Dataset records
__________

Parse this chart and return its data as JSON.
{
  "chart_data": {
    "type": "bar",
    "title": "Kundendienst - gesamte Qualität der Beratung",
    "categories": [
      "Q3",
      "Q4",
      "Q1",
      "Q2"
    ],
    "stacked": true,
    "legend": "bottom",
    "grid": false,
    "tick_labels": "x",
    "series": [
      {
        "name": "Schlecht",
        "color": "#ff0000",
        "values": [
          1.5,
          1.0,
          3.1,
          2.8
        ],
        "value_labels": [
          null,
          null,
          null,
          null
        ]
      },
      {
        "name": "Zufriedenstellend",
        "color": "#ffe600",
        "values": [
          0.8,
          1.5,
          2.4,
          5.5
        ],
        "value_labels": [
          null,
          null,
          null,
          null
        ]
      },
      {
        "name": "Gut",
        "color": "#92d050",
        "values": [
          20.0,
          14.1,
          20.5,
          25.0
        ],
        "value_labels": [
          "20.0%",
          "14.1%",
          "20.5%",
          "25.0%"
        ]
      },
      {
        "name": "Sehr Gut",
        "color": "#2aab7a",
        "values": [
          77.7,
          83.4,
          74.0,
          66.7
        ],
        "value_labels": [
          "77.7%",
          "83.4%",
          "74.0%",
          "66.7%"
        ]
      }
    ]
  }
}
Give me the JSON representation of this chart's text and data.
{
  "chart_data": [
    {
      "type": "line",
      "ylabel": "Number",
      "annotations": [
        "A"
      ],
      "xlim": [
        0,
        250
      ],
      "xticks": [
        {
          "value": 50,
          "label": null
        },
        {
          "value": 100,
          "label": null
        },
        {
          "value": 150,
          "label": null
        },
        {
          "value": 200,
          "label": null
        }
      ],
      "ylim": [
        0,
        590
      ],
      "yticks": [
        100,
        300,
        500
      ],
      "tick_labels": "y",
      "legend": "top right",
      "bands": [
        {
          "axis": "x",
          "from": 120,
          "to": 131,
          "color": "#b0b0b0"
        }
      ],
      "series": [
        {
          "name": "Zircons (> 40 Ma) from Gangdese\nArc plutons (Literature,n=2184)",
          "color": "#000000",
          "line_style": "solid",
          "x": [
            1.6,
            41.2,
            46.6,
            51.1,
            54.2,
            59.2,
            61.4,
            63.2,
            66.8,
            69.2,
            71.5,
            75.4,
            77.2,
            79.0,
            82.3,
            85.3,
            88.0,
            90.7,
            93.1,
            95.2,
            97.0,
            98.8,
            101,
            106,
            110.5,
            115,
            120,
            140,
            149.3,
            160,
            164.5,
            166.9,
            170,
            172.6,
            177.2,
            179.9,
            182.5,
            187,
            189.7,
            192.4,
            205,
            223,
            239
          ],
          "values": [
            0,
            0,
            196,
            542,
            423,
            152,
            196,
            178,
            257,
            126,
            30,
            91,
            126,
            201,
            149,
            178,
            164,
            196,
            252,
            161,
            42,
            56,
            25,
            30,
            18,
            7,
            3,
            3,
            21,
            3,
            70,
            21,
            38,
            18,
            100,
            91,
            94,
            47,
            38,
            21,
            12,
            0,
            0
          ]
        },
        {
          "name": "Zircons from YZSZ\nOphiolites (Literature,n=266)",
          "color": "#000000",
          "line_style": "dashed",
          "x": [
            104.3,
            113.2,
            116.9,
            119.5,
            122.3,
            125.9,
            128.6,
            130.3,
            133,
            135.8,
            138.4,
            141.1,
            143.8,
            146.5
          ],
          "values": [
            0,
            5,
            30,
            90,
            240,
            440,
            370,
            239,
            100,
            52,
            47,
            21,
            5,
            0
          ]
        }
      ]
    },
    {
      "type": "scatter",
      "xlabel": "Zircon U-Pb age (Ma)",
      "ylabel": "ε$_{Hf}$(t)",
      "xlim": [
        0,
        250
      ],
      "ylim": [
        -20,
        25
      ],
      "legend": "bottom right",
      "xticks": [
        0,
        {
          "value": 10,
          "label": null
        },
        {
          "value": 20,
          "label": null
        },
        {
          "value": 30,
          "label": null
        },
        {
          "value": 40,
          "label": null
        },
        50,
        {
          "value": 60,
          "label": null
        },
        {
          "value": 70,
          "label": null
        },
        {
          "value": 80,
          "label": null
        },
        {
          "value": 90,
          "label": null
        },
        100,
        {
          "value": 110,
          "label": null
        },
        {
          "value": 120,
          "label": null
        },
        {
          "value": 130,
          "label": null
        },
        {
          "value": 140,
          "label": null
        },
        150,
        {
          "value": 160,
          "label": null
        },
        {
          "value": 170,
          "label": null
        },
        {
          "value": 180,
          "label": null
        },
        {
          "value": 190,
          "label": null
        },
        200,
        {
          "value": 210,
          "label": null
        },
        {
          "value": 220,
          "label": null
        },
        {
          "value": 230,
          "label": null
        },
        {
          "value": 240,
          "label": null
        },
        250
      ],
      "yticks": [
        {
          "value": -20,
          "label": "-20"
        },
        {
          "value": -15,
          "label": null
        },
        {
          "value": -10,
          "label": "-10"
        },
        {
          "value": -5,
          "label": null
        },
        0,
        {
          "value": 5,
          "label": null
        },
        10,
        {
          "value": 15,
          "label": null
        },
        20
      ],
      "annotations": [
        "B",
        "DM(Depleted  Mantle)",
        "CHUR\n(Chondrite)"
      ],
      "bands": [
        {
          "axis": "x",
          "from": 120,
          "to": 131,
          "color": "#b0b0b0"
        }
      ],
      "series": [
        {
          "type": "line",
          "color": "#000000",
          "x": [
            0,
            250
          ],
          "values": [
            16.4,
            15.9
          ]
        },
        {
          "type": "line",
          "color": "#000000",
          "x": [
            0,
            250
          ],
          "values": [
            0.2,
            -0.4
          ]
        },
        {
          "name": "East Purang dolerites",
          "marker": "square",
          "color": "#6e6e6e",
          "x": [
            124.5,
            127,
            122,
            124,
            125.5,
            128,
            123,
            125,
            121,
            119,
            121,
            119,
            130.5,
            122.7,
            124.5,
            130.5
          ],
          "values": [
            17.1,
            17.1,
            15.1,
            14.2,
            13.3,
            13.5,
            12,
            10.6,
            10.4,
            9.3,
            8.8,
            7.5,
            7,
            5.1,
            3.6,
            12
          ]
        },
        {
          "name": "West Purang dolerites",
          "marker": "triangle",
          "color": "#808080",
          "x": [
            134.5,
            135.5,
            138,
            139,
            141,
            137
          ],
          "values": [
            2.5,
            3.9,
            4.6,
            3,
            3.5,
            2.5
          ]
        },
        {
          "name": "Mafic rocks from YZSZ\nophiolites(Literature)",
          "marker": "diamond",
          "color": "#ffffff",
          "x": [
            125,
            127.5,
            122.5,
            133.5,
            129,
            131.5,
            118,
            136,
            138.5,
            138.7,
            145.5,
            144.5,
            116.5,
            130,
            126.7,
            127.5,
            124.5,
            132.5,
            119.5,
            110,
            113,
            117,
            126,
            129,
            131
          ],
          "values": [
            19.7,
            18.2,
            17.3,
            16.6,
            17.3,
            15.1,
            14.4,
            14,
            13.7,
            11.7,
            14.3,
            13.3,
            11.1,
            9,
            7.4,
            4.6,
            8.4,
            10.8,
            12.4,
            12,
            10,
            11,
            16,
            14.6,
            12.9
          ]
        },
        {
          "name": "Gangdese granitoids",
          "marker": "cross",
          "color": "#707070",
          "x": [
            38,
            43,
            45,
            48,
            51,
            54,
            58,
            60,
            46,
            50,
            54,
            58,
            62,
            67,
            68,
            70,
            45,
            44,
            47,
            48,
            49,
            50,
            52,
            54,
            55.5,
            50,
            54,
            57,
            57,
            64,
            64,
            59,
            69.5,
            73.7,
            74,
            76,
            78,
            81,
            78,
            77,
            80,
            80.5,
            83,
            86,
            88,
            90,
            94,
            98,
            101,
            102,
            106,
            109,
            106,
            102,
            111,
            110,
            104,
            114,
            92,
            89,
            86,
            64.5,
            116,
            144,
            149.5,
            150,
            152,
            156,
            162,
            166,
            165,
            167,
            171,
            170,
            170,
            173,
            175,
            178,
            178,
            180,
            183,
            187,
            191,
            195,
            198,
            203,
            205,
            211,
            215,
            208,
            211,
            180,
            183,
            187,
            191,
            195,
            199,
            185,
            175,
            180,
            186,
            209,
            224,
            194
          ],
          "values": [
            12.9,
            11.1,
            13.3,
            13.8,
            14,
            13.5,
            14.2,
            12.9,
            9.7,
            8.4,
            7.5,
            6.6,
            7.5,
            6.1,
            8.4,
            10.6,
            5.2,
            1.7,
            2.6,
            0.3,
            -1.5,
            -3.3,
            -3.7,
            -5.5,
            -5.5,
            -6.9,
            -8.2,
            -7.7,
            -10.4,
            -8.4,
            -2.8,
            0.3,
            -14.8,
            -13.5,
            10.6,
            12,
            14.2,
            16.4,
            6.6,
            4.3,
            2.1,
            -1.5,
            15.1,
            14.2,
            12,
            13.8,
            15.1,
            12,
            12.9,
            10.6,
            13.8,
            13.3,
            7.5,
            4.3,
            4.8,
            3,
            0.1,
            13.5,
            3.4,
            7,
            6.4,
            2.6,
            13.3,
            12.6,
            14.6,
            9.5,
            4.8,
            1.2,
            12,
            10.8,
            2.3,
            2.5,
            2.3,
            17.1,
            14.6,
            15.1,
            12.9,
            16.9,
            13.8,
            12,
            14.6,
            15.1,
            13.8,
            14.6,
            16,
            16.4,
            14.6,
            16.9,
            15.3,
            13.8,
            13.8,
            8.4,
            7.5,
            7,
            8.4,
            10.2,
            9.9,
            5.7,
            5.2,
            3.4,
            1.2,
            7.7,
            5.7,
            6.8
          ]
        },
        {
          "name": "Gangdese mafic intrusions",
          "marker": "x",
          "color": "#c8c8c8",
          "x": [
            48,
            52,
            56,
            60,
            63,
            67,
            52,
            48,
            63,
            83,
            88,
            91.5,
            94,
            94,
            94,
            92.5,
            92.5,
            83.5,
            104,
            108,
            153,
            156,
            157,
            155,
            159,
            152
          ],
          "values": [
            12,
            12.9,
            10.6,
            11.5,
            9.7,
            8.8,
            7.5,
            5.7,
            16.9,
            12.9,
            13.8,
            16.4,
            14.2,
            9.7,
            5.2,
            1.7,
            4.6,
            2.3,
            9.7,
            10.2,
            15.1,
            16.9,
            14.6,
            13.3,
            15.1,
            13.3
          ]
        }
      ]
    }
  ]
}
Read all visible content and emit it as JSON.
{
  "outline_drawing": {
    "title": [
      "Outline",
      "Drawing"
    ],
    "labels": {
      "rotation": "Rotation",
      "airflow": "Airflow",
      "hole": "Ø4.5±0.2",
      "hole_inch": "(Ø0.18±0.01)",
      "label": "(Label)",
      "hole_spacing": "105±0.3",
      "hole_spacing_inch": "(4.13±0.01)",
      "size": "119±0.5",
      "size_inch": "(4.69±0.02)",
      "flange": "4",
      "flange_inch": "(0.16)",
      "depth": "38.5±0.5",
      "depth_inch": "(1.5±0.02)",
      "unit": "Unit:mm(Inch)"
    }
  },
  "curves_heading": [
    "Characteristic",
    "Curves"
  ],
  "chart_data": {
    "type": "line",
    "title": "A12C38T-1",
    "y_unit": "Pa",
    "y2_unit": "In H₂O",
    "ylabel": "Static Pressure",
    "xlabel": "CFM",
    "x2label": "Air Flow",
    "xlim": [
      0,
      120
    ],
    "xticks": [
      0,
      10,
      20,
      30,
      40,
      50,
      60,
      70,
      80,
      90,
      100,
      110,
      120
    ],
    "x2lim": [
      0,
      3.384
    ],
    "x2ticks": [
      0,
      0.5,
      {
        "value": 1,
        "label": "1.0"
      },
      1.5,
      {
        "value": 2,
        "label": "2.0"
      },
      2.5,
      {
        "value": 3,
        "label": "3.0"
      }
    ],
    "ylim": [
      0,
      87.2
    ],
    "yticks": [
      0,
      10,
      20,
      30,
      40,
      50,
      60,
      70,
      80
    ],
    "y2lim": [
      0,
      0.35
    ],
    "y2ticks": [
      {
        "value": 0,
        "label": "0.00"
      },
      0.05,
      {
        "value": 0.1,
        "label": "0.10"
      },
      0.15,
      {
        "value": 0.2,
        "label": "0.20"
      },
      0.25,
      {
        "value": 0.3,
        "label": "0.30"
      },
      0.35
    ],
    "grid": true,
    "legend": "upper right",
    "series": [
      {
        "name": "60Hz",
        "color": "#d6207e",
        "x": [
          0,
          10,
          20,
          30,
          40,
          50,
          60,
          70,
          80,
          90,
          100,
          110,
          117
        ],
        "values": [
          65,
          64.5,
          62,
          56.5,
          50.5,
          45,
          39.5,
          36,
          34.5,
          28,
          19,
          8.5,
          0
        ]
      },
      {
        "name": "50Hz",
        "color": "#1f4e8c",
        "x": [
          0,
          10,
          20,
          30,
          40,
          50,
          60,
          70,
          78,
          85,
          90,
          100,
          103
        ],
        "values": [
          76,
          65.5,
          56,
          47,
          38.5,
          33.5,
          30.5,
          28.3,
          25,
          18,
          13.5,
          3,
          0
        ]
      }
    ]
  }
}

__________

Pull out every line in the data above that has the word "Purang".

          "name": "East Purang dolerites",
          "name": "West Purang dolerites",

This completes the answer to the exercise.